What is needed:
Return each line of the records holding the string "because".

[Items from a data source]
▬▬▬

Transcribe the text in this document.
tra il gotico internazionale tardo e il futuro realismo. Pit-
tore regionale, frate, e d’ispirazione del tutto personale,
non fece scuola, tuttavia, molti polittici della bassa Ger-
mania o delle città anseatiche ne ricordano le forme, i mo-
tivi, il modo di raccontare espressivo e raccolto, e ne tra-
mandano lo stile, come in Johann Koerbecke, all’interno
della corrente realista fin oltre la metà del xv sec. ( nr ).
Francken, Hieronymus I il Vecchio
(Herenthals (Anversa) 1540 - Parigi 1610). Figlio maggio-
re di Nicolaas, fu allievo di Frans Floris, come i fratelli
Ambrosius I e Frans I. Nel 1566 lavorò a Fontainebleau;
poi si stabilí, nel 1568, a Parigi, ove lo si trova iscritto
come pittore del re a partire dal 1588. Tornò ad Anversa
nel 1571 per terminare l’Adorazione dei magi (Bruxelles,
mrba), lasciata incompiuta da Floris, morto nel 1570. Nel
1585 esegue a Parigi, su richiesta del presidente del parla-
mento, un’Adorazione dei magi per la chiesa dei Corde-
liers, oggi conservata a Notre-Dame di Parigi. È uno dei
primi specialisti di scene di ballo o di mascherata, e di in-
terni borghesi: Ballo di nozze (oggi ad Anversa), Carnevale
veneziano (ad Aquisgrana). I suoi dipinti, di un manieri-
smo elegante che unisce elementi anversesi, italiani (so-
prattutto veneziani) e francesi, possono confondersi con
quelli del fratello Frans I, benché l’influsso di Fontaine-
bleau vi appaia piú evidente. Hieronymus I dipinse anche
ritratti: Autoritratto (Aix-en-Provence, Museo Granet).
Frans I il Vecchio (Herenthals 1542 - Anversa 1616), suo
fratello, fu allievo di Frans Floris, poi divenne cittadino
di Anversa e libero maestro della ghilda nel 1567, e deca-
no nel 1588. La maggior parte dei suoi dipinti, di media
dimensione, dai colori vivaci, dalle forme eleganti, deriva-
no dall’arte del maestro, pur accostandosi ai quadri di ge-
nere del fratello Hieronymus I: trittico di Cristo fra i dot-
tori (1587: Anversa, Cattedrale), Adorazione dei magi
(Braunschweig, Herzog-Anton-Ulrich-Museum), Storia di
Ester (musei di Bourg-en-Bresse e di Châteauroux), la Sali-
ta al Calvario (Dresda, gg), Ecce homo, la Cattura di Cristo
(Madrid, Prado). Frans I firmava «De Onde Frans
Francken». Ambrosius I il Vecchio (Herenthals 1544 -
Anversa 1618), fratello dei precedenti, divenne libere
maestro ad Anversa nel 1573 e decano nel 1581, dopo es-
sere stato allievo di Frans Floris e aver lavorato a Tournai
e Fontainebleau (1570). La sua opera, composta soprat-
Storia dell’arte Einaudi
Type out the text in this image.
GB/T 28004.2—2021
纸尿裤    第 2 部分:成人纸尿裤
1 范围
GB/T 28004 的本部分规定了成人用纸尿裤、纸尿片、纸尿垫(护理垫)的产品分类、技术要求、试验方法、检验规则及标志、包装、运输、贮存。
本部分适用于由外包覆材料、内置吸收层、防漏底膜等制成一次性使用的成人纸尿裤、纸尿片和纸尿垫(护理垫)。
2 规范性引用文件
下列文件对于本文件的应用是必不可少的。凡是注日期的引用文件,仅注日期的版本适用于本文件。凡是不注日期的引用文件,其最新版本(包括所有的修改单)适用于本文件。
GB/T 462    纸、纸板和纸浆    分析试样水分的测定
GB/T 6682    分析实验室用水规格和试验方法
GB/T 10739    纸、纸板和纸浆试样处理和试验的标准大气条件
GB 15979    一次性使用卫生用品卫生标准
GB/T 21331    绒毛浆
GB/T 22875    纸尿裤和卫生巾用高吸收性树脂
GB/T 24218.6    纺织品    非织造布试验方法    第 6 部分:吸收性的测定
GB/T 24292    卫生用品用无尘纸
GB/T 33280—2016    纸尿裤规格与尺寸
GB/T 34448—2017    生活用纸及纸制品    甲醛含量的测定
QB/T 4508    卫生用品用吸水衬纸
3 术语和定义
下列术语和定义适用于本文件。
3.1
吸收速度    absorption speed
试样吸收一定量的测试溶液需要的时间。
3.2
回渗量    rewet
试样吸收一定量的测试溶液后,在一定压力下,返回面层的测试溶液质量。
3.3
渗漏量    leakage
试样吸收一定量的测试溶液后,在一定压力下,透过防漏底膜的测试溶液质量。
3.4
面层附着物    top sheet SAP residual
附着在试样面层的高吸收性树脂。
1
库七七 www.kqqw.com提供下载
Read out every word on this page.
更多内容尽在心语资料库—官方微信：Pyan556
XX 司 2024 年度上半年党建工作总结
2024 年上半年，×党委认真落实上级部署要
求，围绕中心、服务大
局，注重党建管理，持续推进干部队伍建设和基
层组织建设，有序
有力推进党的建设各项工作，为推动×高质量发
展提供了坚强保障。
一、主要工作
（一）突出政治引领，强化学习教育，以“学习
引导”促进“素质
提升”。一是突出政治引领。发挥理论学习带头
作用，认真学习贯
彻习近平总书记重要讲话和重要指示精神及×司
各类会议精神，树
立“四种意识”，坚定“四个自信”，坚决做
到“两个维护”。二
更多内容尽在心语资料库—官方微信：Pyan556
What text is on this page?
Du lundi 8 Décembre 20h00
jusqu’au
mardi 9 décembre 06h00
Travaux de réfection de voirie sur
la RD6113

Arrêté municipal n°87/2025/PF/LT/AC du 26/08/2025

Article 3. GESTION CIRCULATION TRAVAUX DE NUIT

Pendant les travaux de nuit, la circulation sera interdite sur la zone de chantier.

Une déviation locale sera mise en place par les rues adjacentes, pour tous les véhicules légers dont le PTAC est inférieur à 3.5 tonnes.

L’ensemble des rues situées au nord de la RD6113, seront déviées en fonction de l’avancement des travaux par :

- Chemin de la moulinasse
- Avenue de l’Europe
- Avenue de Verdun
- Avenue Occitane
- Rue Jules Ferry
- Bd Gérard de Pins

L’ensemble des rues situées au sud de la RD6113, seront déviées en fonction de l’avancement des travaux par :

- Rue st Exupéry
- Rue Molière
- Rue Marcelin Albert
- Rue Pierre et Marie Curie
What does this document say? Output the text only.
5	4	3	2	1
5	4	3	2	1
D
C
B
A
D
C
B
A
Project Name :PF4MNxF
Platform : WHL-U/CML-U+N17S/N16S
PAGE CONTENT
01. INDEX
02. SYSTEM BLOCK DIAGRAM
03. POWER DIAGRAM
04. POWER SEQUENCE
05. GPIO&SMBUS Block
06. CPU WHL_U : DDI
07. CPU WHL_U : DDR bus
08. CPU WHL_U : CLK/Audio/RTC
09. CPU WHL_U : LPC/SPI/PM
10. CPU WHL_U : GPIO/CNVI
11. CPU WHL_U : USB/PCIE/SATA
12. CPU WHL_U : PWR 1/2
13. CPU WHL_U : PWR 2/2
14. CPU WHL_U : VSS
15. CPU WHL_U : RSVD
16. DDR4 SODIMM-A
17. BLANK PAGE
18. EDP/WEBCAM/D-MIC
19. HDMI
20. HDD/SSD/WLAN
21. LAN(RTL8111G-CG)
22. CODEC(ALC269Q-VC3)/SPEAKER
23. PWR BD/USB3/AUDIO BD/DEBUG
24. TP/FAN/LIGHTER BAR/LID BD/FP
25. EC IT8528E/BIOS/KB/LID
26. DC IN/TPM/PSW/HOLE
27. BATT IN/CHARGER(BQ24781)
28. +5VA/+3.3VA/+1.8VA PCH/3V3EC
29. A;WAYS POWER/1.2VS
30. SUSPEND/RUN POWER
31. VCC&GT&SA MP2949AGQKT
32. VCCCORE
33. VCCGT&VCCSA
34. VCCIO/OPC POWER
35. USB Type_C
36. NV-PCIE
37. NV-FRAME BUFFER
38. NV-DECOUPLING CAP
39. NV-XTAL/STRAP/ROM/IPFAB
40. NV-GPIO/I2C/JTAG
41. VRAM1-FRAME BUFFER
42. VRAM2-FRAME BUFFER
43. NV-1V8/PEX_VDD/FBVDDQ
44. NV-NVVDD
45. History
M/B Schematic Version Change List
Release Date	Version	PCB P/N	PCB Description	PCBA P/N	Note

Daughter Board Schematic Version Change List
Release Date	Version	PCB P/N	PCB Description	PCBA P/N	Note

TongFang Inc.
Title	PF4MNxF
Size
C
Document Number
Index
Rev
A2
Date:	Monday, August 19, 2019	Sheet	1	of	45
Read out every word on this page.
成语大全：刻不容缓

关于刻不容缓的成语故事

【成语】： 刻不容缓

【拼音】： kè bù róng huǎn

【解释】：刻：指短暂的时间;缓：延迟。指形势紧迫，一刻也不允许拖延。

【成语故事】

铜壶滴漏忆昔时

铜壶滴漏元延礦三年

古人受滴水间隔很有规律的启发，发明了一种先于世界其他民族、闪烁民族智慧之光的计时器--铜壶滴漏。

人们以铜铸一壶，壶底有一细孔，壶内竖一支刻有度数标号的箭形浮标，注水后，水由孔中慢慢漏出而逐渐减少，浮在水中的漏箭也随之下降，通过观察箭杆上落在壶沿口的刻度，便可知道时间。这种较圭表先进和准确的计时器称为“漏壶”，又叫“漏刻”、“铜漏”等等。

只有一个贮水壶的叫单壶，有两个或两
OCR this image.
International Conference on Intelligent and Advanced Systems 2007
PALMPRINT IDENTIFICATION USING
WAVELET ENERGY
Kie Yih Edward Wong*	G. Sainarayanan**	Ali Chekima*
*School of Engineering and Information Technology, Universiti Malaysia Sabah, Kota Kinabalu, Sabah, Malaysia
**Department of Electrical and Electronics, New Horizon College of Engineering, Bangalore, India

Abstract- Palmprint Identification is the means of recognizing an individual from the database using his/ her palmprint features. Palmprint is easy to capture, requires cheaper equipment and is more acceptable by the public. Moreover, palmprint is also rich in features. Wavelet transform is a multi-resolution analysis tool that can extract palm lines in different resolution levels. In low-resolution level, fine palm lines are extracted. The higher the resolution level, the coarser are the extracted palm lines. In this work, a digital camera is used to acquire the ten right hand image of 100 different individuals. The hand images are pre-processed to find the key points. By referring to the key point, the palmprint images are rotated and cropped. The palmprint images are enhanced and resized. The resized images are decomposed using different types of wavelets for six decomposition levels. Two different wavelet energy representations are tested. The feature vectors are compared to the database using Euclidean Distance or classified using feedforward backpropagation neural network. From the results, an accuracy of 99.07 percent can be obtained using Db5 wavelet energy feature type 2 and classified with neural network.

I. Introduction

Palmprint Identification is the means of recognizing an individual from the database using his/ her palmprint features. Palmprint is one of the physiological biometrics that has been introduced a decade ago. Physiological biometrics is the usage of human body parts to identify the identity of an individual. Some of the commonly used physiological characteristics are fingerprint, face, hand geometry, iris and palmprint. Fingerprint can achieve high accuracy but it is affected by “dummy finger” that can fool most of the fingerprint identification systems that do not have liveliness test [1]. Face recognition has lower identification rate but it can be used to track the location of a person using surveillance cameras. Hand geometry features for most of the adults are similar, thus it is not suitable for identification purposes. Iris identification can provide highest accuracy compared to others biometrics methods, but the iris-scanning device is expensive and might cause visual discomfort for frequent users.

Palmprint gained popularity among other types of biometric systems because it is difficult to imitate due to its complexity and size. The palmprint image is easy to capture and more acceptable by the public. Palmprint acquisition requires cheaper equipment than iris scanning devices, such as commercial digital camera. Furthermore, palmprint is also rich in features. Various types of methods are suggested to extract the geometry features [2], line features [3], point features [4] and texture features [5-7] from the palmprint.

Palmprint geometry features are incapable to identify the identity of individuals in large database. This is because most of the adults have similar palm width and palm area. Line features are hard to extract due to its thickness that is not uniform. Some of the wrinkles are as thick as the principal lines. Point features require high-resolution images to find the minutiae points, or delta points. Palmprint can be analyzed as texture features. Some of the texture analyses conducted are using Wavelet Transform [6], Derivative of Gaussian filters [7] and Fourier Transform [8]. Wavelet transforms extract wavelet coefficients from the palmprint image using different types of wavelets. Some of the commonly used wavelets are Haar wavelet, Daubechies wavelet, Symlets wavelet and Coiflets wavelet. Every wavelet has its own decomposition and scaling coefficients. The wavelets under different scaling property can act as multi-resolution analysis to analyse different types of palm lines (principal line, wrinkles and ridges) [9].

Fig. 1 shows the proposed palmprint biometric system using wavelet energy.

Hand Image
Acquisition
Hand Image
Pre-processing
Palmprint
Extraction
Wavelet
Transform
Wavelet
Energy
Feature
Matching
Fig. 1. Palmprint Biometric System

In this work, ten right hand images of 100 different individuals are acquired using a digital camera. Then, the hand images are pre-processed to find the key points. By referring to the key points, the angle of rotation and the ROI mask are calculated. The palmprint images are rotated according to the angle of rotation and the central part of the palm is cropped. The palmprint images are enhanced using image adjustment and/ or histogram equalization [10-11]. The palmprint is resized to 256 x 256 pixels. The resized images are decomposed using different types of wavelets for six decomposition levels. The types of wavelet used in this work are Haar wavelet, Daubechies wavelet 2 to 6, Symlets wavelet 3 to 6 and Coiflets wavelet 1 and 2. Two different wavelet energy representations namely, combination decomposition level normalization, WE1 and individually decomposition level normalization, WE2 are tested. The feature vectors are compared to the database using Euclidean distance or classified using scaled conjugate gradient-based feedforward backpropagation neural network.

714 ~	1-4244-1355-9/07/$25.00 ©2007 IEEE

▬▬▬

Solution below:
Palmprint gained popularity among other types of biometric systems because it is difficult to imitate due to its complexity and size. The palmprint image is easy to capture and more acceptable by the public. Palmprint acquisition requires cheaper equipment than iris scanning devices, such as commercial digital camera. Furthermore, palmprint is also rich in features. Various types of methods are suggested to extract the geometry features [2], line features [3], point features [4] and texture features [5-7] from the palmprint.
Palmprint geometry features are incapable to identify the identity of individuals in large database. This is because most of the adults have similar palm width and palm area. Line features are hard to extract due to its thickness that is not uniform. Some of the wrinkles are as thick as the principal lines. Point features require high-resolution images to find the minutiae points, or delta points. Palmprint can be analyzed as texture features. Some of the texture analyses conducted are using Wavelet Transform [6], Derivative of Gaussian filters [7] and Fourier Transform [8]. Wavelet transforms extract wavelet coefficients from the palmprint image using different types of wavelets. Some of the commonly used wavelets are Haar wavelet, Daubechies wavelet, Symlets wavelet and Coiflets wavelet. Every wavelet has its own decomposition and scaling coefficients. The wavelets under different scaling property can act as multi-resolution analysis to analyse different types of palm lines (principal line, wrinkles and ridges) [9].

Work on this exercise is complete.